What you should do ▸ Reproduce every record below exactly as written, leaving out any pictures.

----

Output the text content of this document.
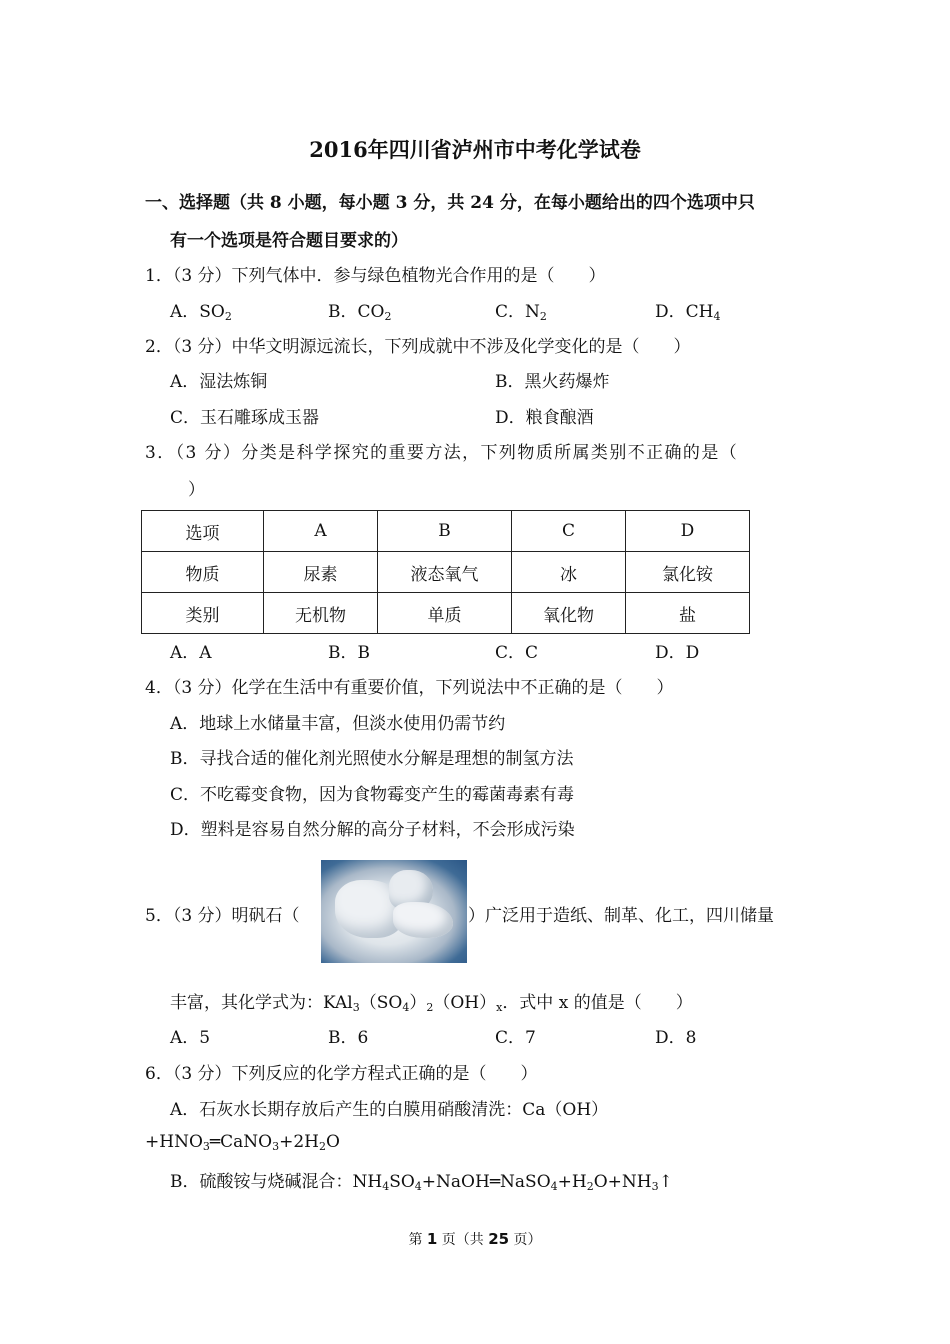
2016年四川省泸州市中考化学试卷
一、选择题（共 8 小题，每小题 3 分，共 24 分，在每小题给出的四个选项中只
有一个选项是符合题目要求的）
1．（3 分）下列气体中．参与绿色植物光合作用的是（　　）
A．$SO_2$	B．$CO_2$	C．$N_2$	D．$CH_4$
2．（3 分）中华文明源远流长，下列成就中不涉及化学变化的是（　　）
A．湿法炼铜	B．黑火药爆炸
C．玉石雕琢成玉器	D．粮食酿酒
3．（3 分）分类是科学探究的重要方法，下列物质所属类别不正确的是（
）
选项	A	B	C	D
物质	尿素	液态氧气	冰	氯化铵
类别	无机物	单质	氧化物	盐
A．A	B．B	C．C	D．D
4．（3 分）化学在生活中有重要价值，下列说法中不正确的是（　　）
A．地球上水储量丰富，但淡水使用仍需节约
B．寻找合适的催化剂光照使水分解是理想的制氢方法
C．不吃霉变食物，因为食物霉变产生的霉菌毒素有毒
D．塑料是容易自然分解的高分子材料，不会形成污染
5．（3 分）明矾石（	）广泛用于造纸、制革、化工，四川储量
丰富，其化学式为：$KAl_3(SO_4)_2(OH)_x$．式中 x 的值是（　　）
A．5	B．6	C．7	D．8
6．（3 分）下列反应的化学方程式正确的是（　　）
A．石灰水长期存放后产生的白膜用硝酸清洗：Ca（OH）
$+HNO_3═CaNO_3+2H_2O$
B．硫酸铵与烧碱混合：$NH_4SO_4+NaOH═NaSO_4+H_2O+NH_3↑$
第 1 页（共 25 页）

----

Full answer ▸
Output the text content of this document.
2016年四川省泸州市中考化学试卷
一、选择题（共 8 小题，每小题 3 分，共 24 分，在每小题给出的四个选项中只
有一个选项是符合题目要求的）
1．（3 分）下列气体中．参与绿色植物光合作用的是（　　）
A．$SO_2$	B．$CO_2$	C．$N_2$	D．$CH_4$
2．（3 分）中华文明源远流长，下列成就中不涉及化学变化的是（　　）
A．湿法炼铜	B．黑火药爆炸
C．玉石雕琢成玉器	D．粮食酿酒
3．（3 分）分类是科学探究的重要方法，下列物质所属类别不正确的是（
）
选项	A	B	C	D
物质	尿素	液态氧气	冰	氯化铵
类别	无机物	单质	氧化物	盐
A．A	B．B	C．C	D．D
4．（3 分）化学在生活中有重要价值，下列说法中不正确的是（　　）
A．地球上水储量丰富，但淡水使用仍需节约
B．寻找合适的催化剂光照使水分解是理想的制氢方法
C．不吃霉变食物，因为食物霉变产生的霉菌毒素有毒
D．塑料是容易自然分解的高分子材料，不会形成污染
5．（3 分）明矾石（	）广泛用于造纸、制革、化工，四川储量
丰富，其化学式为：$KAl_3(SO_4)_2(OH)_x$．式中 x 的值是（　　）
A．5	B．6	C．7	D．8
6．（3 分）下列反应的化学方程式正确的是（　　）
A．石灰水长期存放后产生的白膜用硝酸清洗：Ca（OH）
$+HNO_3═CaNO_3+2H_2O$
B．硫酸铵与烧碱混合：$NH_4SO_4+NaOH═NaSO_4+H_2O+NH_3↑$
第 1 页（共 25 页）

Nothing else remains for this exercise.